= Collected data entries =
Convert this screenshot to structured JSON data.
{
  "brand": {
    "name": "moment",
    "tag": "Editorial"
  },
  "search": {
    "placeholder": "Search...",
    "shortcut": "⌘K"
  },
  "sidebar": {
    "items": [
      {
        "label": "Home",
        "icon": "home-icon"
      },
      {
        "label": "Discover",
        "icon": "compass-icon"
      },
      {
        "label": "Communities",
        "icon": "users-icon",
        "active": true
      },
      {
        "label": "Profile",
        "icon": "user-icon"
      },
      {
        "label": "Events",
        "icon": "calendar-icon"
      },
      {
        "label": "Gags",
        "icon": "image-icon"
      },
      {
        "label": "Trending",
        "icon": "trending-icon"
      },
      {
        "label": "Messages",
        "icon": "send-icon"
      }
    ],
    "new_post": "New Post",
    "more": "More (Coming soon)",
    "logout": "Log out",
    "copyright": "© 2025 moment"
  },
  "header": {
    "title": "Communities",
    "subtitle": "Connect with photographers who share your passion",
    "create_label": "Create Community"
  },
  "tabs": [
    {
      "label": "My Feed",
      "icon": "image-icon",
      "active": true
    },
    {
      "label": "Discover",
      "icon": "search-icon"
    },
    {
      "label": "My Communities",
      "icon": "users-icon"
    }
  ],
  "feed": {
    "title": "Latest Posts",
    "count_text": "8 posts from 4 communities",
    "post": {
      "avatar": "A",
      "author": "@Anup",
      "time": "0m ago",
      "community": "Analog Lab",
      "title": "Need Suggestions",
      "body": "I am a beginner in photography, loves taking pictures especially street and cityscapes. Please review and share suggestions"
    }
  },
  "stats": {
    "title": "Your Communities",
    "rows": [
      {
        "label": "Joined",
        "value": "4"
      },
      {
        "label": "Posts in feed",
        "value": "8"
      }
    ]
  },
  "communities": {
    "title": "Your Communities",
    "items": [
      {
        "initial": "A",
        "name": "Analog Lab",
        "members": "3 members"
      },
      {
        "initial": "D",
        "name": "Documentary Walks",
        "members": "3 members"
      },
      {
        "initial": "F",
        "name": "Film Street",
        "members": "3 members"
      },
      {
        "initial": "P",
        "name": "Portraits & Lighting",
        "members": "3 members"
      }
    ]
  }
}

= Task brief =
Transcribe each entry precisely, missing none.

= Response below =
Convert this screenshot to structured JSON data.
{
  "brand": {
    "name": "moment",
    "tag": "Editorial"
  },
  "search": {
    "placeholder": "Search...",
    "shortcut": "⌘K"
  },
  "sidebar": {
    "items": [
      {
        "label": "Home",
        "icon": "home-icon"
      },
      {
        "label": "Discover",
        "icon": "compass-icon"
      },
      {
        "label": "Communities",
        "icon": "users-icon",
        "active": true
      },
      {
        "label": "Profile",
        "icon": "user-icon"
      },
      {
        "label": "Events",
        "icon": "calendar-icon"
      },
      {
        "label": "Gags",
        "icon": "image-icon"
      },
      {
        "label": "Trending",
        "icon": "trending-icon"
      },
      {
        "label": "Messages",
        "icon": "send-icon"
      }
    ],
    "new_post": "New Post",
    "more": "More (Coming soon)",
    "logout": "Log out",
    "copyright": "© 2025 moment"
  },
  "header": {
    "title": "Communities",
    "subtitle": "Connect with photographers who share your passion",
    "create_label": "Create Community"
  },
  "tabs": [
    {
      "label": "My Feed",
      "icon": "image-icon",
      "active": true
    },
    {
      "label": "Discover",
      "icon": "search-icon"
    },
    {
      "label": "My Communities",
      "icon": "users-icon"
    }
  ],
  "feed": {
    "title": "Latest Posts",
    "count_text": "8 posts from 4 communities",
    "post": {
      "avatar": "A",
      "author": "@Anup",
      "time": "0m ago",
      "community": "Analog Lab",
      "title": "Need Suggestions",
      "body": "I am a beginner in photography, loves taking pictures especially street and cityscapes. Please review and share suggestions"
    }
  },
  "stats": {
    "title": "Your Communities",
    "rows": [
      {
        "label": "Joined",
        "value": "4"
      },
      {
        "label": "Posts in feed",
        "value": "8"
      }
    ]
  },
  "communities": {
    "title": "Your Communities",
    "items": [
      {
        "initial": "A",
        "name": "Analog Lab",
        "members": "3 members"
      },
      {
        "initial": "D",
        "name": "Documentary Walks",
        "members": "3 members"
      },
      {
        "initial": "F",
        "name": "Film Street",
        "members": "3 members"
      },
      {
        "initial": "P",
        "name": "Portraits & Lighting",
        "members": "3 members"
      }
    ]
  }
}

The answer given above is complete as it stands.